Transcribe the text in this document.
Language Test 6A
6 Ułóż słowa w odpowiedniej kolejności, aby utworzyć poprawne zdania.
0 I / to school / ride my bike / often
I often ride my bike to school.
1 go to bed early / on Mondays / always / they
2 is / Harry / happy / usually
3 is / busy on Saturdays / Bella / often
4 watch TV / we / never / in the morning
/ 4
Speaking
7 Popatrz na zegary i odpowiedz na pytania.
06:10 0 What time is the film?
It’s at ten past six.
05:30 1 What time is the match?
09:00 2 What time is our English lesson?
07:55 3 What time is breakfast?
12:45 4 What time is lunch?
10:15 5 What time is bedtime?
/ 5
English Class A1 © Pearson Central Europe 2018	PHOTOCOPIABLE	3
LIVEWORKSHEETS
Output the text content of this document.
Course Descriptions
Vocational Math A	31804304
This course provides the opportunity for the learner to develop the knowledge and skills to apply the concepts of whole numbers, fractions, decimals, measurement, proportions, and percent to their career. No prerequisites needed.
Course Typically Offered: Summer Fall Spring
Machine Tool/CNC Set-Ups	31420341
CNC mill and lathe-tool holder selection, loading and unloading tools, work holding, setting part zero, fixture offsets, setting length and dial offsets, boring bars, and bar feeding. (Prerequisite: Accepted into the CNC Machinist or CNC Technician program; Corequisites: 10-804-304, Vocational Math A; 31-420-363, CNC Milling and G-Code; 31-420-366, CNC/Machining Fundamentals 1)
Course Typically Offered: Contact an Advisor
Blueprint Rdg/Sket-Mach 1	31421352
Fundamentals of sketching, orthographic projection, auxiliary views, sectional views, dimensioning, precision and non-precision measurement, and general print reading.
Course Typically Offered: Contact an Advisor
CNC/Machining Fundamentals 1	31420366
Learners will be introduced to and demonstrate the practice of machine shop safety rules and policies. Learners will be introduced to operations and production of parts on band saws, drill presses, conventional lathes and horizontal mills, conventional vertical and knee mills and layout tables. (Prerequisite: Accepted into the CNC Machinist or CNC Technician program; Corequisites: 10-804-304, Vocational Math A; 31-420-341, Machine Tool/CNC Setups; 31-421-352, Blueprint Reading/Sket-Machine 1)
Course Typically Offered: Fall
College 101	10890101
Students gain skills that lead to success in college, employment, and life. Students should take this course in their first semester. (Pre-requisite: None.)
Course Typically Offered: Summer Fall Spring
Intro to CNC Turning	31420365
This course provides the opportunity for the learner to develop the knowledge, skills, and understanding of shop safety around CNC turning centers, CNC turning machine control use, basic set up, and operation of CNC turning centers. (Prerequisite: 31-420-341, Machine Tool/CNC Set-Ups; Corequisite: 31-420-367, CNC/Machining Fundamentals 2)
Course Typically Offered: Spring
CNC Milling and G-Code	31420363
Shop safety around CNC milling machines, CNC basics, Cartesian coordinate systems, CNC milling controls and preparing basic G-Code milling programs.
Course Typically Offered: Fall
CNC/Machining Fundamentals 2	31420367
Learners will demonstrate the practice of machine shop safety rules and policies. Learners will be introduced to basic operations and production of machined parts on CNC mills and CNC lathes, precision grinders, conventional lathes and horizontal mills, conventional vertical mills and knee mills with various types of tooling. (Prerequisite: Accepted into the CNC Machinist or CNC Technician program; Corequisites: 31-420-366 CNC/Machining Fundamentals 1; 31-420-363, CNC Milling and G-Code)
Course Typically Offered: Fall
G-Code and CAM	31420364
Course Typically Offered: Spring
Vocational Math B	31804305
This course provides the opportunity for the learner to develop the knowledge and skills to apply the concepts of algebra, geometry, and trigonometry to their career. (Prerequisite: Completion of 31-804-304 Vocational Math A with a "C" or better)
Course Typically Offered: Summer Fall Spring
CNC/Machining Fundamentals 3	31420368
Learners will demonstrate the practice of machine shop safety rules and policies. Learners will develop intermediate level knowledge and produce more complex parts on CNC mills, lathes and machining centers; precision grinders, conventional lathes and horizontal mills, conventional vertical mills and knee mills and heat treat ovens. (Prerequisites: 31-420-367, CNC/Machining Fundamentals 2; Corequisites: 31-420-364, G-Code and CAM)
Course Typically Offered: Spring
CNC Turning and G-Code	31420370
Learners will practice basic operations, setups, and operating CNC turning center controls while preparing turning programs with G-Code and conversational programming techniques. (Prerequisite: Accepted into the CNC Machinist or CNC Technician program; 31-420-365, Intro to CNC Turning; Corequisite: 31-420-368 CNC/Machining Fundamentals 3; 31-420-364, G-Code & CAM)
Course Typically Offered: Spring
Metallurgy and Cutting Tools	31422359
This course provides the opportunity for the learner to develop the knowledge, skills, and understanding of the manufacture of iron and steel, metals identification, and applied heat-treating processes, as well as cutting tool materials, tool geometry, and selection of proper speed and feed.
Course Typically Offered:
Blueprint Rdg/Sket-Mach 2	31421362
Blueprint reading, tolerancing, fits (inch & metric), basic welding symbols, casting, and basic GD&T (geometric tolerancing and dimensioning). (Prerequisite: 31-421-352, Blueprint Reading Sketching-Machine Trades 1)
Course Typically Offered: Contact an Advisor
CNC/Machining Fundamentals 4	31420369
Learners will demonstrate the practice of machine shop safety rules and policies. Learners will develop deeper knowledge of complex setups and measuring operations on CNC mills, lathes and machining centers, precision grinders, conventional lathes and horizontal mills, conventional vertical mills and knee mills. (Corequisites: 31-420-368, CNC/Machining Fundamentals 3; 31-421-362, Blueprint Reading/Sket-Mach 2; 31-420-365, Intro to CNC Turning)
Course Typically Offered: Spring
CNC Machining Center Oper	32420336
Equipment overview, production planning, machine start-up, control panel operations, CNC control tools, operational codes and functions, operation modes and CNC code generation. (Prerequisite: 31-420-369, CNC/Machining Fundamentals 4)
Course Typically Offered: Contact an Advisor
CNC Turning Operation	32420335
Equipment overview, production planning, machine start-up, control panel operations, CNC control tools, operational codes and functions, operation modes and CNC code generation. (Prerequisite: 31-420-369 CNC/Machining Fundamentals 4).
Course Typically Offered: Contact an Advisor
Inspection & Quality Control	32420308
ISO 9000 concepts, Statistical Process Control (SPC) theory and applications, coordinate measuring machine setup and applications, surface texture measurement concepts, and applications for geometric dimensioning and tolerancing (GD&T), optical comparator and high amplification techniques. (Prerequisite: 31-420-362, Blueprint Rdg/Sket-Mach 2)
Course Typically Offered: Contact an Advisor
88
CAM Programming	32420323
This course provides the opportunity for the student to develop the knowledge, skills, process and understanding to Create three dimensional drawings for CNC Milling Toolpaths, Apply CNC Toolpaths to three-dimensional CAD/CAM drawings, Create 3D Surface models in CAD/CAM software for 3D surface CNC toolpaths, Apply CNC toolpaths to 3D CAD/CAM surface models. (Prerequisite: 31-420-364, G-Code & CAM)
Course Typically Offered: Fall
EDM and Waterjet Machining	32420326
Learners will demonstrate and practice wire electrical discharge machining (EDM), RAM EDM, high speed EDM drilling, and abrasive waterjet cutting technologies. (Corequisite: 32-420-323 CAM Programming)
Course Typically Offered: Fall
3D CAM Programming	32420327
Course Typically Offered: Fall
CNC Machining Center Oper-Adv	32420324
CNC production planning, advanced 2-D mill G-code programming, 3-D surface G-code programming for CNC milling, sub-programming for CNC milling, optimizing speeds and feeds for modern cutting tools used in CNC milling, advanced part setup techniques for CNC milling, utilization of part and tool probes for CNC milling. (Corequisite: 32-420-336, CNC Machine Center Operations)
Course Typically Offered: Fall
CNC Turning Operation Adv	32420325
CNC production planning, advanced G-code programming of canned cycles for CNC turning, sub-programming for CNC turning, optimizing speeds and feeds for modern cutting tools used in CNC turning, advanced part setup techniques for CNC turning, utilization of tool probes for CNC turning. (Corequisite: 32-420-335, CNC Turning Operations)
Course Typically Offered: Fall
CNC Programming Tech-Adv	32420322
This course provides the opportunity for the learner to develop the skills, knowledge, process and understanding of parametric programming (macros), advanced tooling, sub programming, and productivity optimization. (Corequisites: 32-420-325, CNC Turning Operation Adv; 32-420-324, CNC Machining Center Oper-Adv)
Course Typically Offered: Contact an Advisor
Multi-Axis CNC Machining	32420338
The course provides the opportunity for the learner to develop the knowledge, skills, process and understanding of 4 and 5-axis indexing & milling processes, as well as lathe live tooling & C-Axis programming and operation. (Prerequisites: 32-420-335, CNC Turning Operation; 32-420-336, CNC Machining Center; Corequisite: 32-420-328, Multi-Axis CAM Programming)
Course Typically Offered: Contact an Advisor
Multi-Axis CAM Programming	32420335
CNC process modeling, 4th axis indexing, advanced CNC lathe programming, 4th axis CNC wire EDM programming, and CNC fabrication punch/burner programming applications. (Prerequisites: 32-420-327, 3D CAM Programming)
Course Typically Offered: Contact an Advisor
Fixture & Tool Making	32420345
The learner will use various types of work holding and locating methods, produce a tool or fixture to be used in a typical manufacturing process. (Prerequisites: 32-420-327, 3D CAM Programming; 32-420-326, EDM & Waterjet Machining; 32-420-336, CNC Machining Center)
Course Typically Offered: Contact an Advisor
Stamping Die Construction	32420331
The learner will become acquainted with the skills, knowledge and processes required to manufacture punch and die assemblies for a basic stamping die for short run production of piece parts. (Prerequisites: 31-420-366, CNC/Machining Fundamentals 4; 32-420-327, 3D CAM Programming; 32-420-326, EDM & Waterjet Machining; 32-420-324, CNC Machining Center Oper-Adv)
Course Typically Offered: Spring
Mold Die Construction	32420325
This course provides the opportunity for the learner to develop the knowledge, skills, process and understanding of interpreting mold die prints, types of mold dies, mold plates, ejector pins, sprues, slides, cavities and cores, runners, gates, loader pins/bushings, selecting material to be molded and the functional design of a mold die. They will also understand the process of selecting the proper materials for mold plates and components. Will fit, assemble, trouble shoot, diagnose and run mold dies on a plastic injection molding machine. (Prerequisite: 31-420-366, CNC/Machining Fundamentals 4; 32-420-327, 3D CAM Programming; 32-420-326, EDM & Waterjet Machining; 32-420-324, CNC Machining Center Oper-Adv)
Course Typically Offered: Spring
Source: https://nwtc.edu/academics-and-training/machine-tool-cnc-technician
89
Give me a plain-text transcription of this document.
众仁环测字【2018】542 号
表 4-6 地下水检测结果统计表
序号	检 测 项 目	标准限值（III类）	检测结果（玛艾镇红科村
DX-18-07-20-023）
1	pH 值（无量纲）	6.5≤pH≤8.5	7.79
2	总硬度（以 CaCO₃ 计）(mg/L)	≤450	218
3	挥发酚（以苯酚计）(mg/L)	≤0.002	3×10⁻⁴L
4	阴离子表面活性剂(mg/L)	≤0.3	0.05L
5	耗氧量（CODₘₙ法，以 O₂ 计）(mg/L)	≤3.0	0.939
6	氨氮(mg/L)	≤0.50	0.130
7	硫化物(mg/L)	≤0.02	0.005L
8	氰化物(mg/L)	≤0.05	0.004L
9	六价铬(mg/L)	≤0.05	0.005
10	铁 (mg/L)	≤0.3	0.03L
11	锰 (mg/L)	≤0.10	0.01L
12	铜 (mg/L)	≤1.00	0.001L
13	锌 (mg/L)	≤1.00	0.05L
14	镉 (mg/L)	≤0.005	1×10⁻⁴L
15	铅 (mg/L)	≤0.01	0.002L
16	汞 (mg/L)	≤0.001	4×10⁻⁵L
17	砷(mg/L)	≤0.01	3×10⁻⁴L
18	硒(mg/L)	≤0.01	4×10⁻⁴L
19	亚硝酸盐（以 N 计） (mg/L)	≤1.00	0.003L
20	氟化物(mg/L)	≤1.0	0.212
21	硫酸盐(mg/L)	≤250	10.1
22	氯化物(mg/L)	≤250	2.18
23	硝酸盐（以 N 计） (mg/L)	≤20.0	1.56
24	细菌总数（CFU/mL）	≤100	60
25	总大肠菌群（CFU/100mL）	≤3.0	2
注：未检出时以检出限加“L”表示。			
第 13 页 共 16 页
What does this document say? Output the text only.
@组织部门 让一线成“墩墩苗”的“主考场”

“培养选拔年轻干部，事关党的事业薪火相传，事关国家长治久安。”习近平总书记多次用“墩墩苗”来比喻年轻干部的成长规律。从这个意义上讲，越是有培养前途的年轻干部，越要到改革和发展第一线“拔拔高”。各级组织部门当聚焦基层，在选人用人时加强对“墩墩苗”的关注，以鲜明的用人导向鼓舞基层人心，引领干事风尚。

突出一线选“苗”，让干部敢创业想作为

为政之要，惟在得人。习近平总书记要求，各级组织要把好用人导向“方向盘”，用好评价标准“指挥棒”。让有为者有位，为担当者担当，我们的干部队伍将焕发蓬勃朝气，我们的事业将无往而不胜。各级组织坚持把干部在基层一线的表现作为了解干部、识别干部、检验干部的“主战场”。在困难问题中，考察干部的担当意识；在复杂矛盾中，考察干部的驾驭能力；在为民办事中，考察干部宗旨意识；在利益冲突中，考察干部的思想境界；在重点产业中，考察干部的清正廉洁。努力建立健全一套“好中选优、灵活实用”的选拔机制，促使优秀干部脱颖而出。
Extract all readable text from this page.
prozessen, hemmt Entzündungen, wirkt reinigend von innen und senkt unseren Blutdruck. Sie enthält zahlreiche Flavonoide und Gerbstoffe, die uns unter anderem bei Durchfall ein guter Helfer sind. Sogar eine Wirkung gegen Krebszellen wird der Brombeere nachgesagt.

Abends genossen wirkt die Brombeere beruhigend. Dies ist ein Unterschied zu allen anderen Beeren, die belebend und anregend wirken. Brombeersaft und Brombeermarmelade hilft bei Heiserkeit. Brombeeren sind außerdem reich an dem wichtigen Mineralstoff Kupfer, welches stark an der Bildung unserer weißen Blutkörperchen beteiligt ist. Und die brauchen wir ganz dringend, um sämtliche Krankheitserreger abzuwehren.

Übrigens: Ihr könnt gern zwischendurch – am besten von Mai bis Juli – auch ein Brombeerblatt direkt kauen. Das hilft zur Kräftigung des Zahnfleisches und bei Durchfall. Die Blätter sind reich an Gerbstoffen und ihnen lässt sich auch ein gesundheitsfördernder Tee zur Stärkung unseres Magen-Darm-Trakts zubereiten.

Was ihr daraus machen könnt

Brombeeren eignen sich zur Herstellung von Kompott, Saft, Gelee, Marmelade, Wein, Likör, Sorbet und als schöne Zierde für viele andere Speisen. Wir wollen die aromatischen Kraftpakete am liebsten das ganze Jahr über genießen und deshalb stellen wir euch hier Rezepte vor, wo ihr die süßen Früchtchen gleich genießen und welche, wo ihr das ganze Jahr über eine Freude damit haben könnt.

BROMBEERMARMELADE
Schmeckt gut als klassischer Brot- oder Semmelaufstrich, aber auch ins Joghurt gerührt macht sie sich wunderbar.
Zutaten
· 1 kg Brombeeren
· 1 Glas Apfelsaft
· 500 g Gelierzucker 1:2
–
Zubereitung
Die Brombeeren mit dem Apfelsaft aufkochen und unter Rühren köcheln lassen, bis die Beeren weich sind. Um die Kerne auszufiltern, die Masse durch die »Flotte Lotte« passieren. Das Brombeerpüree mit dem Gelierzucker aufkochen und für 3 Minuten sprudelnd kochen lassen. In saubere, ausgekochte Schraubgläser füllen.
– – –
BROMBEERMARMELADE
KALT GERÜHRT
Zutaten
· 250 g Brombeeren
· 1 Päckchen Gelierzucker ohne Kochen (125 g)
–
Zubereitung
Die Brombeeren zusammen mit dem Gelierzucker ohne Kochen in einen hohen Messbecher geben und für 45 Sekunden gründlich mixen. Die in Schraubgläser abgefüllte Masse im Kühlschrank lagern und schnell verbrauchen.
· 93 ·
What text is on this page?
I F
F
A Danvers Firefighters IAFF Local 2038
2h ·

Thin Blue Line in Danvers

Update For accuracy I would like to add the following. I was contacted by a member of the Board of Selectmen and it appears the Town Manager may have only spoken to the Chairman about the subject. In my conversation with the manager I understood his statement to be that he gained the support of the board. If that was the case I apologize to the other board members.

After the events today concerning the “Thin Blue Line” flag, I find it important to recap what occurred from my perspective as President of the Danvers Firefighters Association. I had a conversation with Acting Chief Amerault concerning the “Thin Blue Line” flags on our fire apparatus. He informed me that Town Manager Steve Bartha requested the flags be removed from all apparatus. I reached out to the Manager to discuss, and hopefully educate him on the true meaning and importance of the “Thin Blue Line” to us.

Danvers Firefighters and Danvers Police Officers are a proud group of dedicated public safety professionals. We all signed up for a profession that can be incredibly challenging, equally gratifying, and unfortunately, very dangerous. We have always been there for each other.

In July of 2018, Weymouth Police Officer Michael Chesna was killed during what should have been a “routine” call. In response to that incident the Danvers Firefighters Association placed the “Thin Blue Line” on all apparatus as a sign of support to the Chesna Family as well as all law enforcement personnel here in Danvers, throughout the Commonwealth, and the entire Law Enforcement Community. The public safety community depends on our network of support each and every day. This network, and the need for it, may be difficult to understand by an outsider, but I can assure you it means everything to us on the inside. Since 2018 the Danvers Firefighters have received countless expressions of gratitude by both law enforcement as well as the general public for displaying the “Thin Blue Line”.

◆ **JOB**: Go through the preceding material and copy each line that has the word "sich".

◆ **RESULT BELOW**:
Übrigens: Ihr könnt gern zwischendurch – am besten von Mai bis Juli – auch ein Brombeerblatt direkt kauen. Das hilft zur Kräftigung des Zahnfleisches und bei Durchfall. Die Blätter sind reich an Gerbstoffen und ihnen lässt sich auch ein gesundheitsfördernder Tee zur Stärkung unseres Magen-Darm-Trakts zubereiten.
Brombeeren eignen sich zur Herstellung von Kompott, Saft, Gelee, Marmelade, Wein, Likör, Sorbet und als schöne Zierde für viele andere Speisen. Wir wollen die aromatischen Kraftpakete am liebsten das ganze Jahr über genießen und deshalb stellen wir euch hier Rezepte vor, wo ihr die süßen Früchtchen gleich genießen und welche, wo ihr das ganze Jahr über eine Freude damit haben könnt.
Schmeckt gut als klassischer Brot- oder Semmelaufstrich, aber auch ins Joghurt gerührt macht sie sich wunderbar.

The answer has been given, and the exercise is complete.